__What is required__.
Transcribe all of the material below word for word and leave out its pictures.

__Records for processing__.

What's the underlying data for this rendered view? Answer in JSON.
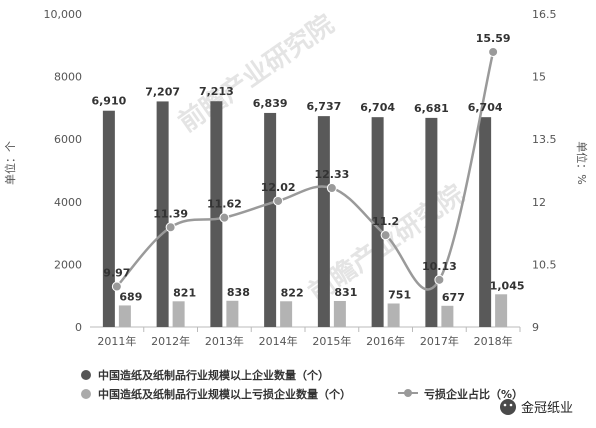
{
  "chart_data": {
    "type": "bar+line",
    "categories": [
      "2011年",
      "2012年",
      "2013年",
      "2014年",
      "2015年",
      "2016年",
      "2017年",
      "2018年"
    ],
    "series": [
      {
        "name": "中国造纸及纸制品行业规模以上企业数量（个）",
        "type": "bar",
        "axis": "left",
        "color": "#595959",
        "values": [
          6910,
          7207,
          7213,
          6839,
          6737,
          6704,
          6681,
          6704
        ],
        "labels": [
          "6,910",
          "7,207",
          "7,213",
          "6,839",
          "6,737",
          "6,704",
          "6,681",
          "6,704"
        ]
      },
      {
        "name": "中国造纸及纸制品行业规模以上亏损企业数量（个）",
        "type": "bar",
        "axis": "left",
        "color": "#b3b3b3",
        "values": [
          689,
          821,
          838,
          822,
          831,
          751,
          677,
          1045
        ],
        "labels": [
          "689",
          "821",
          "838",
          "822",
          "831",
          "751",
          "677",
          "1,045"
        ]
      },
      {
        "name": "亏损企业占比（%）",
        "type": "line",
        "axis": "right",
        "color": "#9a9a9a",
        "values": [
          9.97,
          11.39,
          11.62,
          12.02,
          12.33,
          11.2,
          10.13,
          15.59
        ],
        "labels": [
          "9.97",
          "11.39",
          "11.62",
          "12.02",
          "12.33",
          "11.2",
          "10.13",
          "15.59"
        ]
      }
    ],
    "y_left": {
      "label": "单位：个",
      "ylim": [
        0,
        10000
      ],
      "ticks": [
        "0",
        "2000",
        "4000",
        "6000",
        "8000",
        "10,000"
      ],
      "tick_values": [
        0,
        2000,
        4000,
        6000,
        8000,
        10000
      ]
    },
    "y_right": {
      "label": "单位：%",
      "ylim": [
        9,
        16.5
      ],
      "ticks": [
        "9",
        "10.5",
        "12",
        "13.5",
        "15",
        "16.5"
      ],
      "tick_values": [
        9,
        10.5,
        12,
        13.5,
        15,
        16.5
      ]
    },
    "grid": false,
    "legend_position": "bottom"
  },
  "watermark": "前瞻产业研究院",
  "source_badge": "金冠纸业"
}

__The completed task__.
What's the underlying data for this rendered view? Answer in JSON.
{
  "chart_data": {
    "type": "bar+line",
    "categories": [
      "2011年",
      "2012年",
      "2013年",
      "2014年",
      "2015年",
      "2016年",
      "2017年",
      "2018年"
    ],
    "series": [
      {
        "name": "中国造纸及纸制品行业规模以上企业数量（个）",
        "type": "bar",
        "axis": "left",
        "color": "#595959",
        "values": [
          6910,
          7207,
          7213,
          6839,
          6737,
          6704,
          6681,
          6704
        ],
        "labels": [
          "6,910",
          "7,207",
          "7,213",
          "6,839",
          "6,737",
          "6,704",
          "6,681",
          "6,704"
        ]
      },
      {
        "name": "中国造纸及纸制品行业规模以上亏损企业数量（个）",
        "type": "bar",
        "axis": "left",
        "color": "#b3b3b3",
        "values": [
          689,
          821,
          838,
          822,
          831,
          751,
          677,
          1045
        ],
        "labels": [
          "689",
          "821",
          "838",
          "822",
          "831",
          "751",
          "677",
          "1,045"
        ]
      },
      {
        "name": "亏损企业占比（%）",
        "type": "line",
        "axis": "right",
        "color": "#9a9a9a",
        "values": [
          9.97,
          11.39,
          11.62,
          12.02,
          12.33,
          11.2,
          10.13,
          15.59
        ],
        "labels": [
          "9.97",
          "11.39",
          "11.62",
          "12.02",
          "12.33",
          "11.2",
          "10.13",
          "15.59"
        ]
      }
    ],
    "y_left": {
      "label": "单位：个",
      "ylim": [
        0,
        10000
      ],
      "ticks": [
        "0",
        "2000",
        "4000",
        "6000",
        "8000",
        "10,000"
      ],
      "tick_values": [
        0,
        2000,
        4000,
        6000,
        8000,
        10000
      ]
    },
    "y_right": {
      "label": "单位：%",
      "ylim": [
        9,
        16.5
      ],
      "ticks": [
        "9",
        "10.5",
        "12",
        "13.5",
        "15",
        "16.5"
      ],
      "tick_values": [
        9,
        10.5,
        12,
        13.5,
        15,
        16.5
      ]
    },
    "grid": false,
    "legend_position": "bottom"
  },
  "watermark": "前瞻产业研究院",
  "source_badge": "金冠纸业"
}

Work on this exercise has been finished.